== Work instructions ==
Type out the complete listing below word for word, without its pictures.

-- start Given records --

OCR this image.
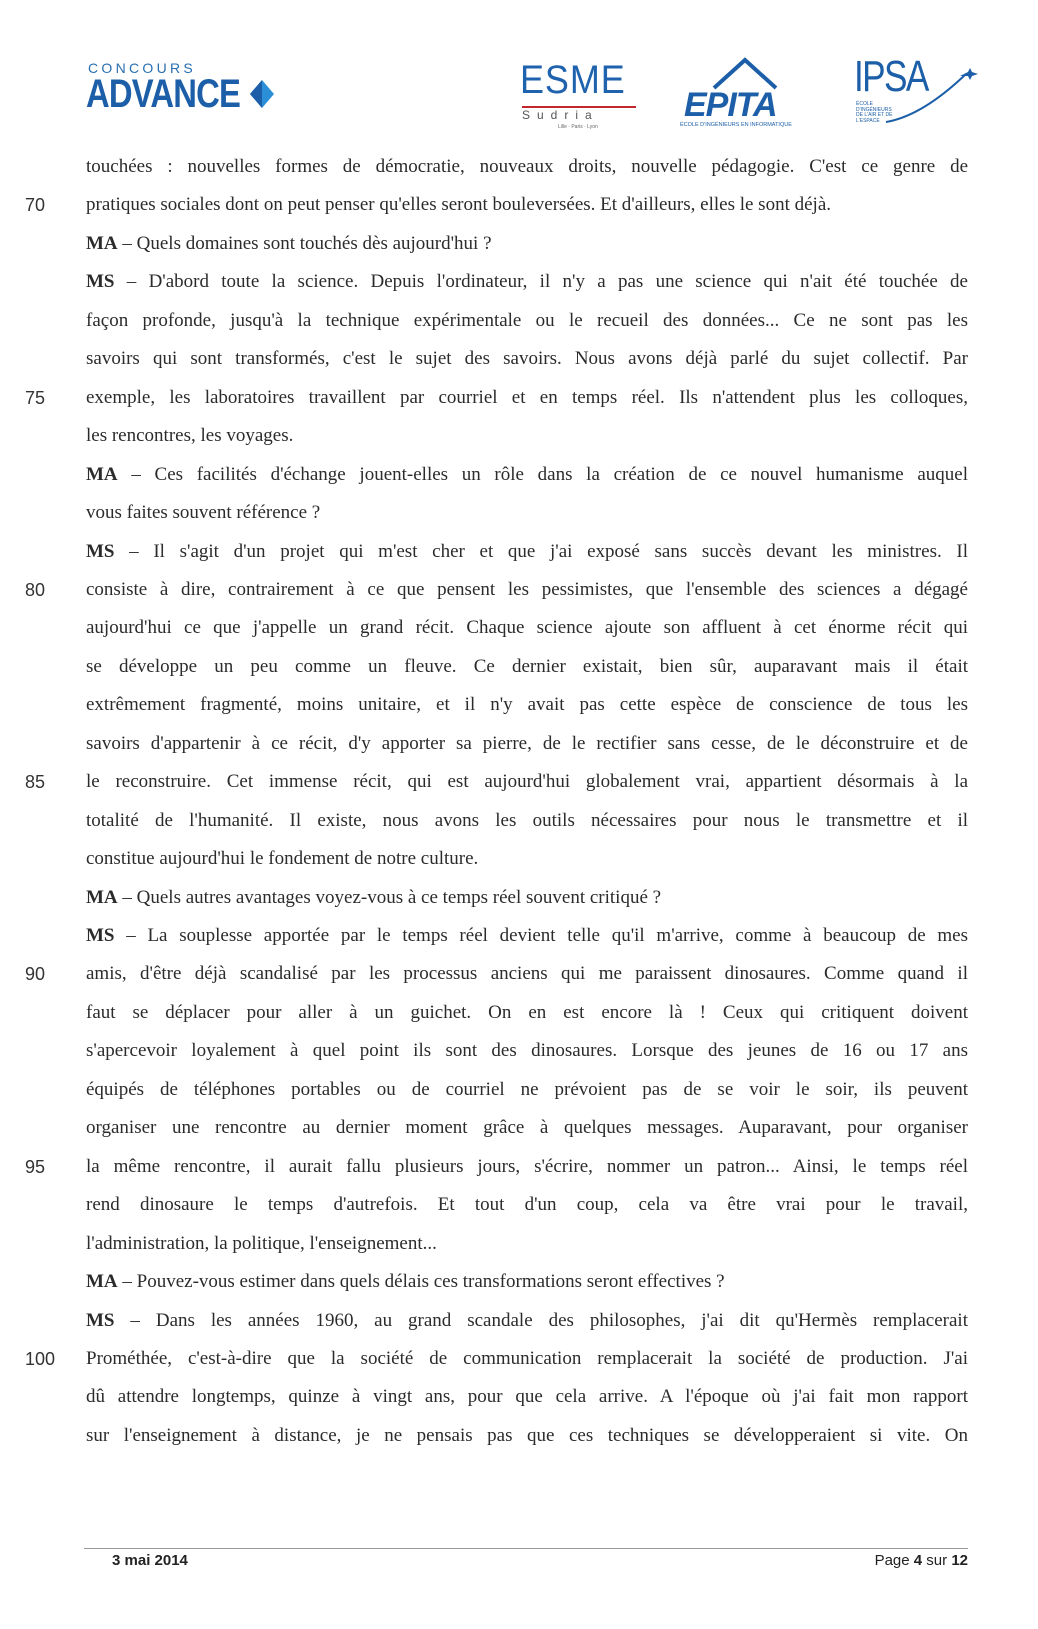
CONCOURS
ADVANCE	ESME
Sudria
Lille · Paris · Lyon
EPITA
ÉCOLE D'INGÉNIEURS EN INFORMATIQUE
IPSA
ÉCOLE D'INGÉNIEURS DE L'AIR ET DE L'ESPACE
touchées : nouvelles formes de démocratie, nouveaux droits, nouvelle pédagogie. C'est ce genre de
70	pratiques sociales dont on peut penser qu'elles seront bouleversées. Et d'ailleurs, elles le sont déjà.
MA – Quels domaines sont touchés dès aujourd'hui ?
MS – D'abord toute la science. Depuis l'ordinateur, il n'y a pas une science qui n'ait été touchée de
façon profonde, jusqu'à la technique expérimentale ou le recueil des données... Ce ne sont pas les
savoirs qui sont transformés, c'est le sujet des savoirs. Nous avons déjà parlé du sujet collectif. Par
75	exemple, les laboratoires travaillent par courriel et en temps réel. Ils n'attendent plus les colloques,
les rencontres, les voyages.
MA – Ces facilités d'échange jouent-elles un rôle dans la création de ce nouvel humanisme auquel
vous faites souvent référence ?
MS – Il s'agit d'un projet qui m'est cher et que j'ai exposé sans succès devant les ministres. Il
80	consiste à dire, contrairement à ce que pensent les pessimistes, que l'ensemble des sciences a dégagé
aujourd'hui ce que j'appelle un grand récit. Chaque science ajoute son affluent à cet énorme récit qui
se développe un peu comme un fleuve. Ce dernier existait, bien sûr, auparavant mais il était
extrêmement fragmenté, moins unitaire, et il n'y avait pas cette espèce de conscience de tous les
savoirs d'appartenir à ce récit, d'y apporter sa pierre, de le rectifier sans cesse, de le déconstruire et de
85	le reconstruire. Cet immense récit, qui est aujourd'hui globalement vrai, appartient désormais à la
totalité de l'humanité. Il existe, nous avons les outils nécessaires pour nous le transmettre et il
constitue aujourd'hui le fondement de notre culture.
MA – Quels autres avantages voyez-vous à ce temps réel souvent critiqué ?
MS – La souplesse apportée par le temps réel devient telle qu'il m'arrive, comme à beaucoup de mes
90	amis, d'être déjà scandalisé par les processus anciens qui me paraissent dinosaures. Comme quand il
faut se déplacer pour aller à un guichet. On en est encore là ! Ceux qui critiquent doivent
s'apercevoir loyalement à quel point ils sont des dinosaures. Lorsque des jeunes de 16 ou 17 ans
équipés de téléphones portables ou de courriel ne prévoient pas de se voir le soir, ils peuvent
organiser une rencontre au dernier moment grâce à quelques messages. Auparavant, pour organiser
95	la même rencontre, il aurait fallu plusieurs jours, s'écrire, nommer un patron... Ainsi, le temps réel
rend dinosaure le temps d'autrefois. Et tout d'un coup, cela va être vrai pour le travail,
l'administration, la politique, l'enseignement...
MA – Pouvez-vous estimer dans quels délais ces transformations seront effectives ?
MS – Dans les années 1960, au grand scandale des philosophes, j'ai dit qu'Hermès remplacerait
100	Prométhée, c'est-à-dire que la société de communication remplacerait la société de production. J'ai
dû attendre longtemps, quinze à vingt ans, pour que cela arrive. A l'époque où j'ai fait mon rapport
sur l'enseignement à distance, je ne pensais pas que ces techniques se développeraient si vite. On
3 mai 2014	Page 4 sur 12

-- end Given records --

== Finished task ==
OCR this image.
CONCOURS
ADVANCE	ESME
Sudria
Lille · Paris · Lyon
EPITA
ÉCOLE D'INGÉNIEURS EN INFORMATIQUE
IPSA
ÉCOLE D'INGÉNIEURS DE L'AIR ET DE L'ESPACE
touchées : nouvelles formes de démocratie, nouveaux droits, nouvelle pédagogie. C'est ce genre de
70	pratiques sociales dont on peut penser qu'elles seront bouleversées. Et d'ailleurs, elles le sont déjà.
MA – Quels domaines sont touchés dès aujourd'hui ?
MS – D'abord toute la science. Depuis l'ordinateur, il n'y a pas une science qui n'ait été touchée de
façon profonde, jusqu'à la technique expérimentale ou le recueil des données... Ce ne sont pas les
savoirs qui sont transformés, c'est le sujet des savoirs. Nous avons déjà parlé du sujet collectif. Par
75	exemple, les laboratoires travaillent par courriel et en temps réel. Ils n'attendent plus les colloques,
les rencontres, les voyages.
MA – Ces facilités d'échange jouent-elles un rôle dans la création de ce nouvel humanisme auquel
vous faites souvent référence ?
MS – Il s'agit d'un projet qui m'est cher et que j'ai exposé sans succès devant les ministres. Il
80	consiste à dire, contrairement à ce que pensent les pessimistes, que l'ensemble des sciences a dégagé
aujourd'hui ce que j'appelle un grand récit. Chaque science ajoute son affluent à cet énorme récit qui
se développe un peu comme un fleuve. Ce dernier existait, bien sûr, auparavant mais il était
extrêmement fragmenté, moins unitaire, et il n'y avait pas cette espèce de conscience de tous les
savoirs d'appartenir à ce récit, d'y apporter sa pierre, de le rectifier sans cesse, de le déconstruire et de
85	le reconstruire. Cet immense récit, qui est aujourd'hui globalement vrai, appartient désormais à la
totalité de l'humanité. Il existe, nous avons les outils nécessaires pour nous le transmettre et il
constitue aujourd'hui le fondement de notre culture.
MA – Quels autres avantages voyez-vous à ce temps réel souvent critiqué ?
MS – La souplesse apportée par le temps réel devient telle qu'il m'arrive, comme à beaucoup de mes
90	amis, d'être déjà scandalisé par les processus anciens qui me paraissent dinosaures. Comme quand il
faut se déplacer pour aller à un guichet. On en est encore là ! Ceux qui critiquent doivent
s'apercevoir loyalement à quel point ils sont des dinosaures. Lorsque des jeunes de 16 ou 17 ans
équipés de téléphones portables ou de courriel ne prévoient pas de se voir le soir, ils peuvent
organiser une rencontre au dernier moment grâce à quelques messages. Auparavant, pour organiser
95	la même rencontre, il aurait fallu plusieurs jours, s'écrire, nommer un patron... Ainsi, le temps réel
rend dinosaure le temps d'autrefois. Et tout d'un coup, cela va être vrai pour le travail,
l'administration, la politique, l'enseignement...
MA – Pouvez-vous estimer dans quels délais ces transformations seront effectives ?
MS – Dans les années 1960, au grand scandale des philosophes, j'ai dit qu'Hermès remplacerait
100	Prométhée, c'est-à-dire que la société de communication remplacerait la société de production. J'ai
dû attendre longtemps, quinze à vingt ans, pour que cela arrive. A l'époque où j'ai fait mon rapport
sur l'enseignement à distance, je ne pensais pas que ces techniques se développeraient si vite. On
3 mai 2014	Page 4 sur 12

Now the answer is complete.